§ Brief
Report every line in the listing that contains the string "producción".

§ Data provided
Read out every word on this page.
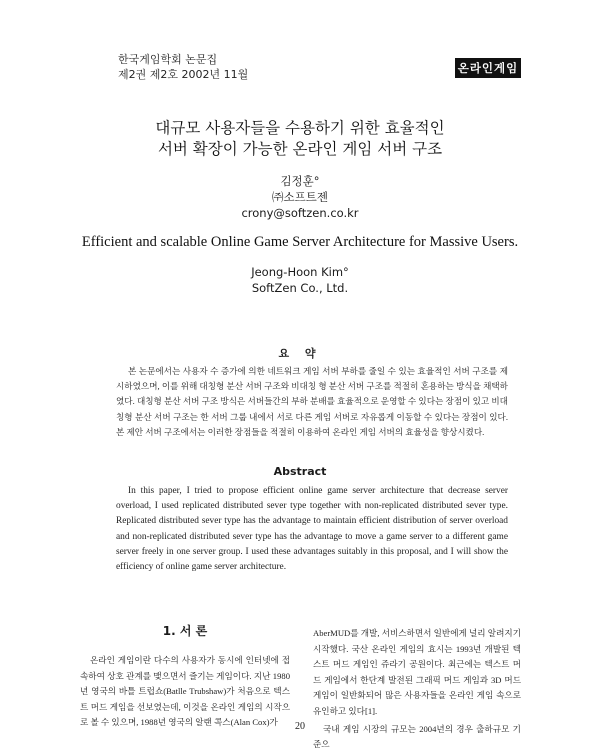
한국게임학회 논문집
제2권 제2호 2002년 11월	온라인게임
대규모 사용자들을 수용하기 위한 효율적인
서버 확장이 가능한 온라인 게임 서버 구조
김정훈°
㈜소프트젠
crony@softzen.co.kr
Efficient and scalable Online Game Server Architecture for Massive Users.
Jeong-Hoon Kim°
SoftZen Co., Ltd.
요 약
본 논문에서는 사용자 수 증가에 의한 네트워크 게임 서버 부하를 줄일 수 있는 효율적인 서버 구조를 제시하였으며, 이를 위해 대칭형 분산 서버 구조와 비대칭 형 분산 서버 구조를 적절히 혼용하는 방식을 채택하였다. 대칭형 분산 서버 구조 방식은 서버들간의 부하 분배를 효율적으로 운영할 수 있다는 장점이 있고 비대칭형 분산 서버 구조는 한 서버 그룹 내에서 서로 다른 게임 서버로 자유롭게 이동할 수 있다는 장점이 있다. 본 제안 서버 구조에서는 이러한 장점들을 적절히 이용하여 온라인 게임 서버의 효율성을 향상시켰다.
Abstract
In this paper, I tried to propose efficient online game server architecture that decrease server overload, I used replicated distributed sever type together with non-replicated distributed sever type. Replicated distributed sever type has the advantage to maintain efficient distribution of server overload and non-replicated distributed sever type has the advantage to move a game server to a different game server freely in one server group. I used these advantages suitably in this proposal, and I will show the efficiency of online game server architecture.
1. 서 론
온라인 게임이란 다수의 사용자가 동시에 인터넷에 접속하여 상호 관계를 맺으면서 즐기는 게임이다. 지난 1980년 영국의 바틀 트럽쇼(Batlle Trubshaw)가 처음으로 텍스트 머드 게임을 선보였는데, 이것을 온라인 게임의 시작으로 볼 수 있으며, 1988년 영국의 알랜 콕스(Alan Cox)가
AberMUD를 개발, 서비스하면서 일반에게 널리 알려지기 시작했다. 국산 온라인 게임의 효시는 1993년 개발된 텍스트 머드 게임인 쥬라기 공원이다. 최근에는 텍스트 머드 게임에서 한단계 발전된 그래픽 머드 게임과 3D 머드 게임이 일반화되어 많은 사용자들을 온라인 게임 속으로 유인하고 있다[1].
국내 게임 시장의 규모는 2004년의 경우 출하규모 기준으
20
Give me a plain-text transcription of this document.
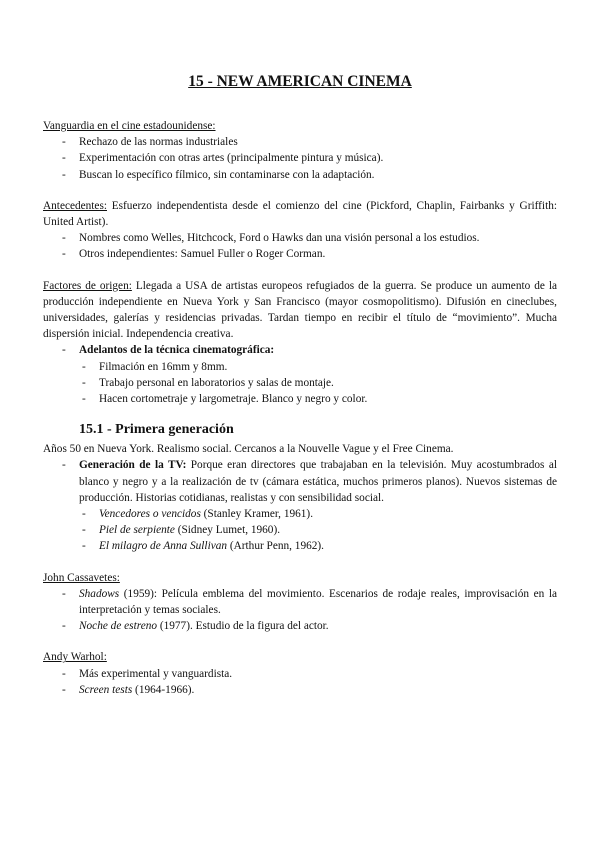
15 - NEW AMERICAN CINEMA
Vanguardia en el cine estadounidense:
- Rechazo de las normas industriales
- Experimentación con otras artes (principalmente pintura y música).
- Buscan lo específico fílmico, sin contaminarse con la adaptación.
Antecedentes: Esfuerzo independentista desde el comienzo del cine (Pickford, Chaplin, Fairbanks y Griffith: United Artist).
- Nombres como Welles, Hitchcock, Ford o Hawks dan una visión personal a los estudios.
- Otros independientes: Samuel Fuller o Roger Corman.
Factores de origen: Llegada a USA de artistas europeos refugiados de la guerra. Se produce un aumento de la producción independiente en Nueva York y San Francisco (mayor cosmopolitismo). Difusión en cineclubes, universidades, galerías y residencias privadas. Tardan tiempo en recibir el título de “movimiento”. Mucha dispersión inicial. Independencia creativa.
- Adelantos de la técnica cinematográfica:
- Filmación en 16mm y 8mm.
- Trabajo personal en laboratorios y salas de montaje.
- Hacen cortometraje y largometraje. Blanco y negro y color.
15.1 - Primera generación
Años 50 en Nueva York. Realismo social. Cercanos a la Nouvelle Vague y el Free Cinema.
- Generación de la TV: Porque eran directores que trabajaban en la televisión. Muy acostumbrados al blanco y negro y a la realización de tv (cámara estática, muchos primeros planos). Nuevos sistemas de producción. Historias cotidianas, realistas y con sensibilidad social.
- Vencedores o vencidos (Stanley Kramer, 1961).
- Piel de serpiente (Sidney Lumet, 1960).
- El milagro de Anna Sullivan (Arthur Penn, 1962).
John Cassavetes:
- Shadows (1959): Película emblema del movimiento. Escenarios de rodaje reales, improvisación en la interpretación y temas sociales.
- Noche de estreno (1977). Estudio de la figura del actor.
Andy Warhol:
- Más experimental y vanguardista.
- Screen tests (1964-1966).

§ Solution to this task
Factores de origen: Llegada a USA de artistas europeos refugiados de la guerra. Se produce un aumento de la producción independiente en Nueva York y San Francisco (mayor cosmopolitismo). Difusión en cineclubes, universidades, galerías y residencias privadas. Tardan tiempo en recibir el título de “movimiento”. Mucha dispersión inicial. Independencia creativa.
- Generación de la TV: Porque eran directores que trabajaban en la televisión. Muy acostumbrados al blanco y negro y a la realización de tv (cámara estática, muchos primeros planos). Nuevos sistemas de producción. Historias cotidianas, realistas y con sensibilidad social.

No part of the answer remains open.